— RECORD EXCERPTS —
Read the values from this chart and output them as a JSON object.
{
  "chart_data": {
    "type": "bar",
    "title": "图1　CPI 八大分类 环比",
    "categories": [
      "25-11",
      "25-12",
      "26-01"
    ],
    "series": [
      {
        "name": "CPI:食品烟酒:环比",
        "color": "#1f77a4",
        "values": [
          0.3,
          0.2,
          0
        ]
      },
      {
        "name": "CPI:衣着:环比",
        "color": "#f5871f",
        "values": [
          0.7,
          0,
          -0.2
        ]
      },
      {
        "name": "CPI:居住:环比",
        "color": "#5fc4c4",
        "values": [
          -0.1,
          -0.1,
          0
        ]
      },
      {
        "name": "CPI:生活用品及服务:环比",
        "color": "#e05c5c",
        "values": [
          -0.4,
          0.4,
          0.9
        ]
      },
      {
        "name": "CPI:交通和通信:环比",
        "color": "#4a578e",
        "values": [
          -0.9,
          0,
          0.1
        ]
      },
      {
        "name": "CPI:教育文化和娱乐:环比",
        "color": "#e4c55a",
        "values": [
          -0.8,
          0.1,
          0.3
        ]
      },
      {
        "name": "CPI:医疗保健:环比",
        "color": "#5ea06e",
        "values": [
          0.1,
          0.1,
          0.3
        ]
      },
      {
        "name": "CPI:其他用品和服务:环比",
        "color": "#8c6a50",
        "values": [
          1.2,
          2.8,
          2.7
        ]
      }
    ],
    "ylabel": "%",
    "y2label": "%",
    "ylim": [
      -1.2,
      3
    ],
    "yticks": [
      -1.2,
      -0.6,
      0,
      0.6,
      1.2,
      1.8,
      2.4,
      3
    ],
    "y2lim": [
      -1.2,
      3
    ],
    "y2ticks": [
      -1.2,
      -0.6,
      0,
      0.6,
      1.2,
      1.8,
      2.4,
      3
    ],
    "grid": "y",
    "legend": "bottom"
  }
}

— TO DO —
Every entry must be output again, exactly as written above.

— WRITTEN REPLY —
Read the values from this chart and output them as a JSON object.
{
  "chart_data": {
    "type": "bar",
    "title": "图1　CPI 八大分类 环比",
    "categories": [
      "25-11",
      "25-12",
      "26-01"
    ],
    "series": [
      {
        "name": "CPI:食品烟酒:环比",
        "color": "#1f77a4",
        "values": [
          0.3,
          0.2,
          0
        ]
      },
      {
        "name": "CPI:衣着:环比",
        "color": "#f5871f",
        "values": [
          0.7,
          0,
          -0.2
        ]
      },
      {
        "name": "CPI:居住:环比",
        "color": "#5fc4c4",
        "values": [
          -0.1,
          -0.1,
          0
        ]
      },
      {
        "name": "CPI:生活用品及服务:环比",
        "color": "#e05c5c",
        "values": [
          -0.4,
          0.4,
          0.9
        ]
      },
      {
        "name": "CPI:交通和通信:环比",
        "color": "#4a578e",
        "values": [
          -0.9,
          0,
          0.1
        ]
      },
      {
        "name": "CPI:教育文化和娱乐:环比",
        "color": "#e4c55a",
        "values": [
          -0.8,
          0.1,
          0.3
        ]
      },
      {
        "name": "CPI:医疗保健:环比",
        "color": "#5ea06e",
        "values": [
          0.1,
          0.1,
          0.3
        ]
      },
      {
        "name": "CPI:其他用品和服务:环比",
        "color": "#8c6a50",
        "values": [
          1.2,
          2.8,
          2.7
        ]
      }
    ],
    "ylabel": "%",
    "y2label": "%",
    "ylim": [
      -1.2,
      3
    ],
    "yticks": [
      -1.2,
      -0.6,
      0,
      0.6,
      1.2,
      1.8,
      2.4,
      3
    ],
    "y2lim": [
      -1.2,
      3
    ],
    "y2ticks": [
      -1.2,
      -0.6,
      0,
      0.6,
      1.2,
      1.8,
      2.4,
      3
    ],
    "grid": "y",
    "legend": "bottom"
  }
}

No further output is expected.